Tasks and exercises -
1. Revise the gas separation patent passage, starting with "This invention relates" and going on through "Oct. 18, 2019.", with "apparatus" changed to "system".
2. Please resume the gas separation patent passage after its last sentence and keep writing it.

Document passage -
#####
This invention relates to a process and apparatus for the separation of a gas containing hydrocarbons and significant quantities of components more volatile than methane (e.g., hydrogen, nitrogen, etc.). The applicants claim the benefits under Title 35, United States Code, Section 119(e) of prior U.S. Provisional Application No. 62/923,075 which was filed on Oct. 18, 2019.

BACKGROUND OF THE INVENTION

Ethylene, ethane, propylene, propane, and/or heavier hydrocarbons can be recovered from a variety of gases, such as natural gas, refinery gas, and synthetic gas streams obtained from other hydrocarbon materials such as coal, crude oil, naphtha, oil shale, tar sands, and lignite. Hydrocarbon bearing gas often contains components more volatile than methane as well as unsaturated hydrocarbons (e.g., ethylene, propylene, etc.) in addition to methane, ethane and hydrocarbons of higher molecular weight such as propane, butane, and pentane.

The present invention is generally concerned with improving the recovery of ethylene, ethane, propylene, propane, and heavier hydrocarbons from such gas streams. A typical analysis of a gas stream to be processed in accordance with this invention would be, in approximate mole percent, 42.4% methane, 22.8% ethane and other C2 components, 7.6% propane and other C3 components, 3.1% iso-butane, 2.7% normal butane, and 2.7% pentanes plus, with the balance made up of hydrogen, nitrogen, carbon monoxide, and carbon dioxide. Sulfur-containing gases are also sometimes present.
#####
Bounding-box entries -
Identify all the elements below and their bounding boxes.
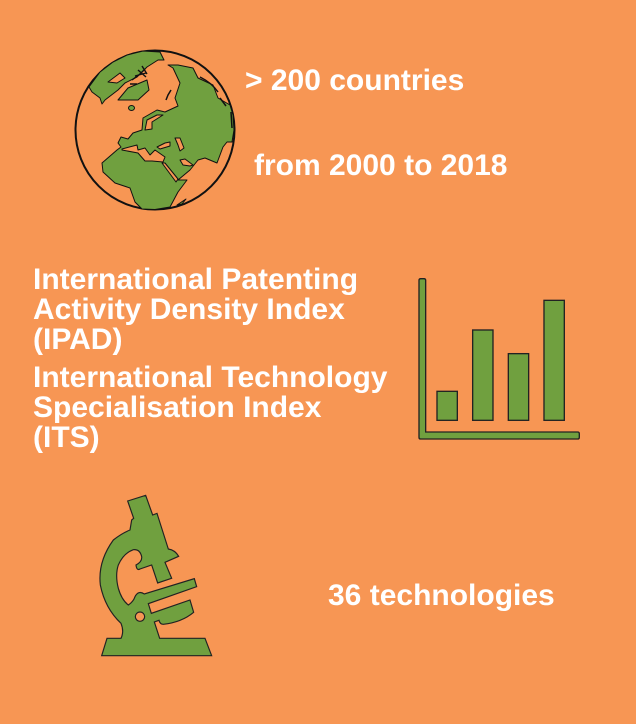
text: ITS index: International Technology — [33, 361, 387, 394]
icon: microscope — [100, 495, 212, 656]
sea: Persian Gulf — [180, 159, 193, 166]
land: north-west landmass — [89, 51, 164, 104]
sea: Caspian — [175, 138, 184, 151]
land: Madagascar — [177, 199, 186, 205]
land: northern island — [118, 80, 149, 100]
text: period: from 2000 to 2018 — [254, 149, 507, 182]
text: IPAD index: (IPAD) — [33, 323, 122, 356]
text: IPAD index — [33, 263, 358, 356]
bar 4 — [544, 300, 564, 420]
chart axes — [419, 279, 579, 439]
sea: Mediterranean — [122, 145, 165, 162]
sea: Black Sea — [157, 142, 170, 149]
text: IPAD index: International Patenting — [33, 263, 358, 296]
text: ITS index: Specialisation Index — [33, 391, 321, 424]
text: technologies: 36 technologies — [328, 579, 555, 612]
icon: bar chart — [419, 279, 579, 439]
icon: globe — [76, 50, 234, 210]
sea: Red Sea — [162, 163, 178, 182]
bar 2 — [473, 330, 493, 420]
land: archipelago detail — [130, 66, 147, 84]
bar 1 — [437, 391, 457, 420]
land: Eurasia and Africa — [102, 65, 234, 210]
text: ITS index: (ITS) — [33, 421, 100, 454]
sea: Baltic — [145, 115, 163, 130]
text: IPAD index: Activity Density Index — [33, 293, 345, 326]
text: ITS index — [33, 361, 388, 454]
land: small island — [128, 106, 134, 110]
text: countries: > 200 countries — [245, 64, 464, 97]
bar 3 — [508, 354, 529, 420]
sea: inner bay — [108, 73, 125, 83]
land: eastern coast detail — [166, 77, 232, 128]
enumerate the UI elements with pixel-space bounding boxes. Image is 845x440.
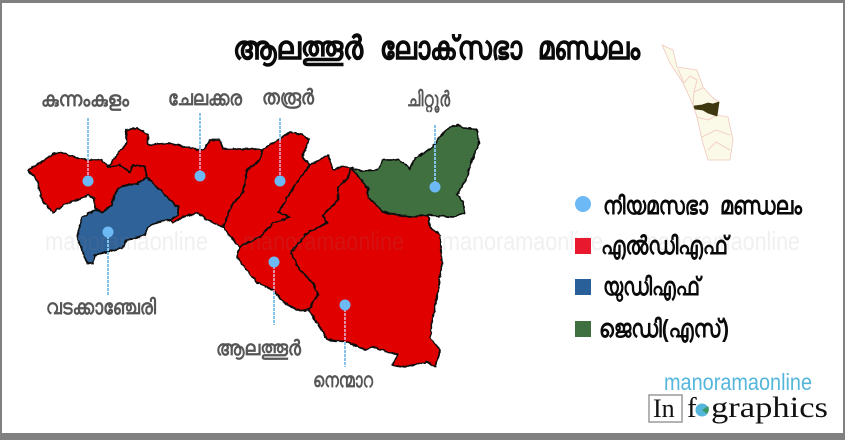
legend item: JD(S): ജെഡി(എസ്)	[599, 315, 729, 343]
label: Alathur: ആലത്തൂർ	[216, 337, 302, 361]
region: Kunnamkulam	[28, 152, 147, 213]
label: Chittur: ചിറ്റൂർ	[407, 87, 451, 113]
marker: Wadakkanchery	[102, 226, 114, 295]
marker: Alathur	[268, 256, 280, 325]
logo box: In: In	[653, 394, 675, 423]
watermarks	[45, 226, 800, 256]
marker: Kunnamkulam	[82, 118, 94, 186]
watermarks: manoramaonline	[442, 226, 603, 256]
locator map: highlighted constituency	[694, 102, 719, 116]
legend item: UDF: യുഡിഎഫ്	[603, 273, 703, 303]
legend item: assembly constituency: മണ്ഡലം	[720, 192, 802, 220]
place labels	[41, 86, 451, 392]
locator map: Kerala	[662, 45, 733, 160]
watermarks: manoramaonline	[640, 226, 800, 256]
region: Chelakkara	[108, 128, 263, 227]
logo box: In	[649, 394, 682, 423]
label: Kunnamkulam: കുന്നംകുളം	[41, 88, 130, 111]
region: Chittur	[351, 125, 479, 217]
logo: manoramaonline infographics	[649, 369, 828, 424]
label: Chelakkara: ചേലക്കര	[168, 87, 243, 110]
watermarks: manoramaonline	[45, 226, 208, 256]
marker: Tarur	[274, 118, 286, 186]
legend item: UDF	[575, 273, 703, 303]
logo text: fographics: graphics	[711, 391, 828, 424]
label: Tarur: തരൂർ	[262, 86, 315, 110]
marker: Chittur	[430, 125, 440, 192]
watermarks: manoramaonline	[243, 226, 404, 256]
legend	[575, 192, 802, 343]
logo text: fographics: f	[687, 392, 697, 424]
marker: Nemmara	[340, 300, 350, 367]
legend item: assembly constituency	[575, 192, 802, 220]
title: മണ്ഡലം	[538, 30, 640, 66]
region: Alathur	[237, 155, 351, 310]
label: Nemmara: നെന്മാറ	[313, 369, 374, 392]
title: ആലത്തൂർ	[233, 30, 364, 67]
title: ലോക്‌സഭാ	[380, 30, 523, 66]
region: Nemmara	[291, 168, 442, 367]
region: Tarur	[223, 132, 310, 247]
marker: Chelakkara	[194, 113, 206, 182]
legend item: LDF: എൽഡിഎഫ്	[601, 232, 731, 260]
constituency map	[28, 125, 479, 367]
region: Wadakkanchery	[77, 177, 178, 263]
title	[233, 30, 640, 67]
legend item: assembly constituency: നിയമസഭാ	[603, 192, 709, 220]
label: Wadakkanchery: വടക്കാഞ്ചേരി	[46, 295, 156, 319]
logo wordmark: manoramaonline	[664, 369, 812, 395]
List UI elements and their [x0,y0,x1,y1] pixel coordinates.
#####
Expected outputs -
1.
This invention relates to a process and system for the separation of a gas containing hydrocarbons and significant quantities of components more volatile than methane (e.g., hydrogen, nitrogen, etc.). The applicants claim the benefits under Title 35, United States Code, Section 119(e) of prior U.S. Provisional Application No. 62/923,075 which was filed on Oct. 18, 2019.

2.
Recent changes in ethylene demand have created increased markets for ethylene and derivative products. In addition, fluctuations in the prices of both natural gas and its natural gas liquid (NGL) constituents have increased the incremental value of ethane, ethylene, propane, propylene, and heavier components as liquid products. These market conditions have resulted in a demand for processes that can provide high recoveries and more efficient recoveries of these products, and for processes that can provide efficient recoveries with lower capital investment. Available processes for separating these materials include those based upon cooling and refrigeration of gas, oil absorption, and refrigerated oil absorption. Additionally, cryogenic processes have become popular because of the availability of economical equipment that produces power while simultaneously expanding and extracting heat from the gas being processed. Depending upon the pressure of the gas source, the richness (ethane, ethylene, and heavier hydrocarbons content) of the gas, and the desired end products, each of these processes or a combination thereof may be employed.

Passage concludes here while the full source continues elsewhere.